What to produce
Pick out the lines in the listing below that contain the word "residual" and copy them.

— BEGIN Material for the task —

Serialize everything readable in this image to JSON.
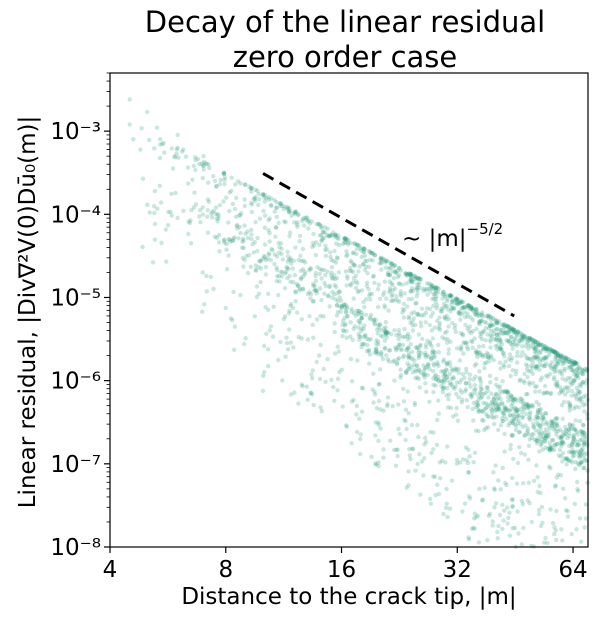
{
  "chart_data": {
    "type": "scatter",
    "title": [
      "Decay of the linear residual",
      "zero order case"
    ],
    "xlabel": "Distance to the crack tip, |m|",
    "ylabel": "Linear residual, |Div∇²V(0)Dū₀(m)|",
    "xscale": "log2",
    "yscale": "log10",
    "xlim": [
      4,
      70
    ],
    "ylim": [
      1e-08,
      0.005
    ],
    "xticks": [
      4,
      8,
      16,
      32,
      64
    ],
    "xtick_labels": [
      "4",
      "8",
      "16",
      "32",
      "64"
    ],
    "yticks": [
      1e-08,
      1e-07,
      1e-06,
      1e-05,
      0.0001,
      0.001
    ],
    "ytick_labels": [
      "10⁻⁸",
      "10⁻⁷",
      "10⁻⁶",
      "10⁻⁵",
      "10⁻⁴",
      "10⁻³"
    ],
    "grid": false,
    "marker_color": "#2ca07f",
    "marker_alpha": 0.25,
    "reference_line": {
      "x": [
        10,
        45
      ],
      "y": [
        0.00031,
        6e-06
      ],
      "style": "dashed",
      "color": "#000000",
      "label": "~ |m|",
      "exponent": "−5/2"
    },
    "series": [
      {
        "description_points": "scatter cloud: upper envelope follows |m|^-2.5 from ~1.3e-3 at m=4.5 to ~1.6e-6 at m=68; lower band down to ~1e-8",
        "upper_envelope": {
          "x": [
            4.5,
            8,
            16,
            32,
            64
          ],
          "y": [
            0.0013,
            0.00026,
            4.3e-05,
            7.5e-06,
            1.6e-06
          ]
        },
        "mid_band": {
          "x": [
            8,
            16,
            32,
            64
          ],
          "y": [
            9e-06,
            1.4e-06,
            4e-07,
            1.6e-07
          ]
        },
        "sample_points": [
          [
            4.5,
            0.0024
          ],
          [
            4.5,
            0.0012
          ],
          [
            4.6,
            0.0008
          ],
          [
            4.8,
            0.0006
          ],
          [
            5.0,
            0.0017
          ],
          [
            5.0,
            0.00013
          ],
          [
            5.3,
            0.0011
          ],
          [
            5.6,
            2.7e-05
          ],
          [
            6.0,
            0.0009
          ],
          [
            6.2,
            0.0006
          ],
          [
            7.0,
            0.0005
          ],
          [
            8.0,
            7.5e-06
          ],
          [
            10.0,
            7.5e-07
          ],
          [
            14.0,
            2e-06
          ],
          [
            20.0,
            9e-07
          ],
          [
            24.0,
            1.5e-07
          ],
          [
            30.0,
            5e-08
          ],
          [
            40.0,
            3e-08
          ],
          [
            50.0,
            2e-08
          ],
          [
            60.0,
            1.2e-08
          ]
        ]
      }
    ]
  }
}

— END Material for the task —

Finished answer
      "Decay of the linear residual",
    "ylabel": "Linear residual, |Div∇²V(0)Dū₀(m)|",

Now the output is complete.